EXERCISE REQUIREMENTS
Locate the string "will" in the records below. Copy every line where it occurs.

SUPPLIED MATERIAL
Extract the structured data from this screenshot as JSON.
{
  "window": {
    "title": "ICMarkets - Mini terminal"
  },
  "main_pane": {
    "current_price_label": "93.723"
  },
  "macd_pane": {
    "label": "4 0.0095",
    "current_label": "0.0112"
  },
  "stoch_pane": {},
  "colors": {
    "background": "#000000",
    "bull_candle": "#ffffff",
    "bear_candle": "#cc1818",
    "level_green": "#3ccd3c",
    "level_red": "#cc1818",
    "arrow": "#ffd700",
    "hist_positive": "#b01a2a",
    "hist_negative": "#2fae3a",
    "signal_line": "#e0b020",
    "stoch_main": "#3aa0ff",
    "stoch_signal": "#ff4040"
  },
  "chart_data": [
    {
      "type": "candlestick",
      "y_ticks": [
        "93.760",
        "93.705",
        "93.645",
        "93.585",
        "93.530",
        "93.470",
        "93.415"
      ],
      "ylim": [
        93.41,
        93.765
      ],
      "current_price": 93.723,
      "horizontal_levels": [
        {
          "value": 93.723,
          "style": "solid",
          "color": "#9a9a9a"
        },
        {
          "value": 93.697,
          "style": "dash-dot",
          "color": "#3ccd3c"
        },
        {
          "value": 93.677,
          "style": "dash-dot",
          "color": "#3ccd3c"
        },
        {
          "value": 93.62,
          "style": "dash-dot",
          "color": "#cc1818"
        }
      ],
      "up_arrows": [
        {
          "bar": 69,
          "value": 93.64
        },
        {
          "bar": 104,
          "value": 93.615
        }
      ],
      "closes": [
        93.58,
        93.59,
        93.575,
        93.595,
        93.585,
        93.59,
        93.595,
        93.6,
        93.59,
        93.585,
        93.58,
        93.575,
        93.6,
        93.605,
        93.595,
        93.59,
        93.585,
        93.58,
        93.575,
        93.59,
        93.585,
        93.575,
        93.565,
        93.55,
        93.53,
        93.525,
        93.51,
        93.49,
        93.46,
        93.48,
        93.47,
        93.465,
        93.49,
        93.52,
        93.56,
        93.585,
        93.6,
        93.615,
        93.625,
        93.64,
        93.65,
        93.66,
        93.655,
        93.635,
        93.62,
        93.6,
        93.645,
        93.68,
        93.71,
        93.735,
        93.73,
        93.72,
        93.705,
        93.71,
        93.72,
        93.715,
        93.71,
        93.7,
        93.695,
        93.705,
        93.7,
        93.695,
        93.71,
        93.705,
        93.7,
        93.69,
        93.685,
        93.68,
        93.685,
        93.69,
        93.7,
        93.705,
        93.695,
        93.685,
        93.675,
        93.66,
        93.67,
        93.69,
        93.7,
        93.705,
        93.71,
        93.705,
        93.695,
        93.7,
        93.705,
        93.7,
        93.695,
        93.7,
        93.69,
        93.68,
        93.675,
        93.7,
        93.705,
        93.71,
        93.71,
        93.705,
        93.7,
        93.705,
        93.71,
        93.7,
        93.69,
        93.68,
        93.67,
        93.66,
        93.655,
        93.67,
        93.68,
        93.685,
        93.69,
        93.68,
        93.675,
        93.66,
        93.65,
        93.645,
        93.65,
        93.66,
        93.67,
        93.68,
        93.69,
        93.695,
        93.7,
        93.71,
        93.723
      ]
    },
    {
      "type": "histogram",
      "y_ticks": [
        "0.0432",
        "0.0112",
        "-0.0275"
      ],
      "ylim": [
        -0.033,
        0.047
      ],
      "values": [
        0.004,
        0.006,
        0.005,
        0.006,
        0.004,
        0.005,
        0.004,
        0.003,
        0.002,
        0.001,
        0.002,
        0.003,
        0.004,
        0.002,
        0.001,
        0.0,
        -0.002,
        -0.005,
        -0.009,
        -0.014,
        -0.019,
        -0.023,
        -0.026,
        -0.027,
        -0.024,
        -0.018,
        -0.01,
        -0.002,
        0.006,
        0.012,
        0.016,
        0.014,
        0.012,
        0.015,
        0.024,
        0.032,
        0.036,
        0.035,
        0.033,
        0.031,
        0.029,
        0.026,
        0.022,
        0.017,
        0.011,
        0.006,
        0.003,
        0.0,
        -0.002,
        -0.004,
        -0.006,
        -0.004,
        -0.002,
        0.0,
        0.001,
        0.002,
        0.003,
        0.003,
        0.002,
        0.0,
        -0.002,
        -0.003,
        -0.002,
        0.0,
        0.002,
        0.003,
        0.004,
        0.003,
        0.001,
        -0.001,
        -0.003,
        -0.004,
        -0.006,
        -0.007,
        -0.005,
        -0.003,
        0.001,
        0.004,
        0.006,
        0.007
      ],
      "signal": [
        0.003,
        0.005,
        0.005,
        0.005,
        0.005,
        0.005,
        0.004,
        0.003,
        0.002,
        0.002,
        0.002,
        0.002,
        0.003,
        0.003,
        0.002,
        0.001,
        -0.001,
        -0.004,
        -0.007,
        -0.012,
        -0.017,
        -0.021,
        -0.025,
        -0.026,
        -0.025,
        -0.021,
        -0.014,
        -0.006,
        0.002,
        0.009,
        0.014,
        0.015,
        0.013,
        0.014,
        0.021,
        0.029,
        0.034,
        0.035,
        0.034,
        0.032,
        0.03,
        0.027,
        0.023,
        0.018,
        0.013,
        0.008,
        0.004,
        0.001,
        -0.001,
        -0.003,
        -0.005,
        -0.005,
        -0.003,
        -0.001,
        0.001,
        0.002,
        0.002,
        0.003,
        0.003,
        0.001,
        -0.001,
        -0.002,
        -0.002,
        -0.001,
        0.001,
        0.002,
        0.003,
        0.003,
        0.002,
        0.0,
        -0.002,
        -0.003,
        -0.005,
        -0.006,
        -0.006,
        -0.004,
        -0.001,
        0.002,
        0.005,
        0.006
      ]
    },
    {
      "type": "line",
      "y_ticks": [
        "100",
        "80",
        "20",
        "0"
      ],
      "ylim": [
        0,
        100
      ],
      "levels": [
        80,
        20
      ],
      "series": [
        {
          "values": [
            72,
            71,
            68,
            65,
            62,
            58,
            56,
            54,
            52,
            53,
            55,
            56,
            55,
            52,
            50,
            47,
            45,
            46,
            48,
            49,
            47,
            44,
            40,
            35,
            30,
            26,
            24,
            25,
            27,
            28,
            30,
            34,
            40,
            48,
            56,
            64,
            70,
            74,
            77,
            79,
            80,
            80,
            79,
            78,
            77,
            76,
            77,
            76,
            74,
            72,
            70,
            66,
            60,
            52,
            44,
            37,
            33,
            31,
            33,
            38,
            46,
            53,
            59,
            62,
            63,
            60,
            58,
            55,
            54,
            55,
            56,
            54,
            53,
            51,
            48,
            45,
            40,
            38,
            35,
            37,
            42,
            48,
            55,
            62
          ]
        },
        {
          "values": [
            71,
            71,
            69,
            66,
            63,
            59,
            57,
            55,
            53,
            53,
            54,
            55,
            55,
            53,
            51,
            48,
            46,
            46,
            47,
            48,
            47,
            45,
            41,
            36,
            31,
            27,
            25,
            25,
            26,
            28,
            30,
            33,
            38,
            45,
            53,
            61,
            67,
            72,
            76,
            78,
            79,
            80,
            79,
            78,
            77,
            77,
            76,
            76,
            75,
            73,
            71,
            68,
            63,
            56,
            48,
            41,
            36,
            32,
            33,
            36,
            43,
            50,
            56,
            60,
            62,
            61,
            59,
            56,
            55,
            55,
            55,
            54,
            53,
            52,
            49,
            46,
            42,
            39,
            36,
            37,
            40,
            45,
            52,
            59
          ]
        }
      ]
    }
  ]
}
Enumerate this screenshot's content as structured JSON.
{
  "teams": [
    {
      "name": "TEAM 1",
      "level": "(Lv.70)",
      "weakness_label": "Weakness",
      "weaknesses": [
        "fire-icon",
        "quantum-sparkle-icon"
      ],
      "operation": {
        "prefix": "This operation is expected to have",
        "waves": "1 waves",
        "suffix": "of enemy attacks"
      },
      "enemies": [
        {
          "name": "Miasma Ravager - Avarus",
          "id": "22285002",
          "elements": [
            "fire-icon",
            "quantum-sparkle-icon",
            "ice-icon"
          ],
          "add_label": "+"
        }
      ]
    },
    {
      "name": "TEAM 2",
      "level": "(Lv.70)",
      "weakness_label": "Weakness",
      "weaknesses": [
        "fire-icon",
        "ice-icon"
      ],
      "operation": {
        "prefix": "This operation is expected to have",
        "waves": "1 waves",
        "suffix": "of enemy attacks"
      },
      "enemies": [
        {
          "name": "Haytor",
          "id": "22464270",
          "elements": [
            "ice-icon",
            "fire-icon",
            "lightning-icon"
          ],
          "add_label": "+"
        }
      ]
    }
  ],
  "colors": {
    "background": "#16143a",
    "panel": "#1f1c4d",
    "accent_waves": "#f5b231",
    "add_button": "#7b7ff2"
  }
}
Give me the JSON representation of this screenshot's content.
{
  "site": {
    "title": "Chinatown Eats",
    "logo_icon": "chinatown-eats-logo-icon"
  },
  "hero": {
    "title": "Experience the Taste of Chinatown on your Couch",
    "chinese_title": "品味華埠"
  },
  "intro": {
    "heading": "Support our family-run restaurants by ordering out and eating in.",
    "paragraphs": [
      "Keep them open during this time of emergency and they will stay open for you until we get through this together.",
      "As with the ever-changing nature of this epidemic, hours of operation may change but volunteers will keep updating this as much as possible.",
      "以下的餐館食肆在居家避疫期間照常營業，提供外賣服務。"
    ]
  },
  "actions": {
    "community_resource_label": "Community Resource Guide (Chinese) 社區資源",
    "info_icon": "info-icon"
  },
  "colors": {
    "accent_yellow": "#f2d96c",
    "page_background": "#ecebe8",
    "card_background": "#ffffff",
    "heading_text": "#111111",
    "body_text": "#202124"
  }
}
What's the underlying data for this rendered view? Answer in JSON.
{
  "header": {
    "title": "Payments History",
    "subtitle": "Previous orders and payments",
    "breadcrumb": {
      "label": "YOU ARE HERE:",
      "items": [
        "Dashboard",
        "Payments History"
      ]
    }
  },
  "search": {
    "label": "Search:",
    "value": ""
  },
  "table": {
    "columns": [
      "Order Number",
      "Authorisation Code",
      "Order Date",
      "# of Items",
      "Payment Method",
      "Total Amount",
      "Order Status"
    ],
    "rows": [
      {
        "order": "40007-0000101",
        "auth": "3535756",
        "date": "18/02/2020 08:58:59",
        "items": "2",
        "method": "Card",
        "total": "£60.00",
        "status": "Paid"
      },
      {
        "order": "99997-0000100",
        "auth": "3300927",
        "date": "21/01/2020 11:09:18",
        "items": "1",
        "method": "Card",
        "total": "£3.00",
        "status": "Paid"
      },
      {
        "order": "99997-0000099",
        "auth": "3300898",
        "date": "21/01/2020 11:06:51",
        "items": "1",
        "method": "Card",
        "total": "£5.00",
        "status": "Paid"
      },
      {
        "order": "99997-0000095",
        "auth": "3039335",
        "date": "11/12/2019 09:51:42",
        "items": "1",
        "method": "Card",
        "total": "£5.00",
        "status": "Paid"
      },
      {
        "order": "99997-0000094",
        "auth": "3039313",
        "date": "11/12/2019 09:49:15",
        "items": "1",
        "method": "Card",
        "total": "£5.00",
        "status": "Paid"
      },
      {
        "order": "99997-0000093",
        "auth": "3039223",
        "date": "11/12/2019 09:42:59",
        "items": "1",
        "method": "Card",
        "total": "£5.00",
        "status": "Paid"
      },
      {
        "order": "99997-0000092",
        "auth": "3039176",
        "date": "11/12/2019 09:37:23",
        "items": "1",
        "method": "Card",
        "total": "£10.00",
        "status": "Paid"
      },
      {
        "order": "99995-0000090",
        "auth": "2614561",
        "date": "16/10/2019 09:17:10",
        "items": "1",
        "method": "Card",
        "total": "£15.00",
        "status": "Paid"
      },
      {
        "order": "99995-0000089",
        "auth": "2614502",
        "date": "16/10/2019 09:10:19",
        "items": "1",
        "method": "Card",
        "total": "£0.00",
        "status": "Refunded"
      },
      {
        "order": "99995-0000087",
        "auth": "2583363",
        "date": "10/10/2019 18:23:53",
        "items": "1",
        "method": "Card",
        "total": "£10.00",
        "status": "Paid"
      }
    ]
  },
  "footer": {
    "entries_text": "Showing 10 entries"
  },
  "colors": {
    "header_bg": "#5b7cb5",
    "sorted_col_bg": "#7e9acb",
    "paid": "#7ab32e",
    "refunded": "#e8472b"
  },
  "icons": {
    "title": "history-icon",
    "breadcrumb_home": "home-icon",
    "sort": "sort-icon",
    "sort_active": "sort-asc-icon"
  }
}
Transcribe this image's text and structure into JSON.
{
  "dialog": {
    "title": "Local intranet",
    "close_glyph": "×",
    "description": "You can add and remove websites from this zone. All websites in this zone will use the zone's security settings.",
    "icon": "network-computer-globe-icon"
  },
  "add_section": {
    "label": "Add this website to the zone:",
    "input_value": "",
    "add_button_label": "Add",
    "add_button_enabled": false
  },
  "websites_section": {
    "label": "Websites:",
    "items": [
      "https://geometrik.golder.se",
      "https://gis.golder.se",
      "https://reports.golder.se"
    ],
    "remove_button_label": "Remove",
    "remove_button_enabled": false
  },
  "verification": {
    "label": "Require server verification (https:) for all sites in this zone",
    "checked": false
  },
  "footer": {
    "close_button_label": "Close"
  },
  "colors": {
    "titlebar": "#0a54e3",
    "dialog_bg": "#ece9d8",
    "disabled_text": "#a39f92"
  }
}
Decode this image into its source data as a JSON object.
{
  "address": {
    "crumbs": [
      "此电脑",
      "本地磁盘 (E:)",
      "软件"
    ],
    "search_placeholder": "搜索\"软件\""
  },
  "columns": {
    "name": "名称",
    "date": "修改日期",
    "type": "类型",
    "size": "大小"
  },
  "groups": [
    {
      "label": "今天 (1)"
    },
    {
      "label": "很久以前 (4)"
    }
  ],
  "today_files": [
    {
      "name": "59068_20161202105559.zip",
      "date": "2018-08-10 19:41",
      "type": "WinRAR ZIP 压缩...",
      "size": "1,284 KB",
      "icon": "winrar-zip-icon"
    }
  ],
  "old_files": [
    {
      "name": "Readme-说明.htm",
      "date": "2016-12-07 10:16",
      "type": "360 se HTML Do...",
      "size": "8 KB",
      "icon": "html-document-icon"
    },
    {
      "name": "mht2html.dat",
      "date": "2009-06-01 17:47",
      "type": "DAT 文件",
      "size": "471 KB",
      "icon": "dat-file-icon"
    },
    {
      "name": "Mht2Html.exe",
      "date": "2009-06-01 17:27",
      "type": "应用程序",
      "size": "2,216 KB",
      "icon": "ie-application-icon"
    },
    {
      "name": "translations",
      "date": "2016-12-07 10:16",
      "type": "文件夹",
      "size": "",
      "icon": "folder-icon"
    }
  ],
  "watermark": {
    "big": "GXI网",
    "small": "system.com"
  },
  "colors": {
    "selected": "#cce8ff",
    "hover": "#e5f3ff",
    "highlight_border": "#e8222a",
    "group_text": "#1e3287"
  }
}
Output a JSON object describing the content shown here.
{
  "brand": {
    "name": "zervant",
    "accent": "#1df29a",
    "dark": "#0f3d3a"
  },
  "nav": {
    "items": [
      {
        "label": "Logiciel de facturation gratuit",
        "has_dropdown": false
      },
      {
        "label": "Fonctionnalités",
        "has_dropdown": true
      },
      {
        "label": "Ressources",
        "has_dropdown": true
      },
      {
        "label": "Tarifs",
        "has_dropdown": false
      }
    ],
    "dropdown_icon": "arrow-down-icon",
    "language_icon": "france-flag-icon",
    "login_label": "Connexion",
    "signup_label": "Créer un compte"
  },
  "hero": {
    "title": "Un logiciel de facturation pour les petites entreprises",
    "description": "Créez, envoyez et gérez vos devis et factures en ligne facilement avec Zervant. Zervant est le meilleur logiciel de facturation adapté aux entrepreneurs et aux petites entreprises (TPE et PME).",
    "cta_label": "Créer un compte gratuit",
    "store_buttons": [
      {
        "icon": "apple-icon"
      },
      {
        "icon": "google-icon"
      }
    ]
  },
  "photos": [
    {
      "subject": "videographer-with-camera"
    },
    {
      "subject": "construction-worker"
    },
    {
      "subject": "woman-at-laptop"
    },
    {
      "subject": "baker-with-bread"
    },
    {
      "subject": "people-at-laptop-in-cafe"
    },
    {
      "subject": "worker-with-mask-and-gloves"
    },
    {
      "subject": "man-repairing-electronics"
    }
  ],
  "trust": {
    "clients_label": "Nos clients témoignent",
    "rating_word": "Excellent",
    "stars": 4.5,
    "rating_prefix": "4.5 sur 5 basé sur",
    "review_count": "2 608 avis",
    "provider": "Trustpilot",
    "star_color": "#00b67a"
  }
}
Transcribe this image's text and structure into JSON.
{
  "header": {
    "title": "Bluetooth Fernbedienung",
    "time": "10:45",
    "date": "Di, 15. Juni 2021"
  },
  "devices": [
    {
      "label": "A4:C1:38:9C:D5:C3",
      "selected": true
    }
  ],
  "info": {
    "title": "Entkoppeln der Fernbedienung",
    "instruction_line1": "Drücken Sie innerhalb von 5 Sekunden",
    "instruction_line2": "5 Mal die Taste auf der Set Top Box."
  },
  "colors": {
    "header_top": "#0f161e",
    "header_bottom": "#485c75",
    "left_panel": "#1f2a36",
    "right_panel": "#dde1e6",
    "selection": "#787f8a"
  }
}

ANSWER TO THIS EXERCISE
      "Keep them open during this time of emergency and they will stay open for you until we get through this together.",
      "As with the ever-changing nature of this epidemic, hours of operation may change but volunteers will keep updating this as much as possible.",
    "description": "You can add and remove websites from this zone. All websites in this zone will use the zone's security settings.",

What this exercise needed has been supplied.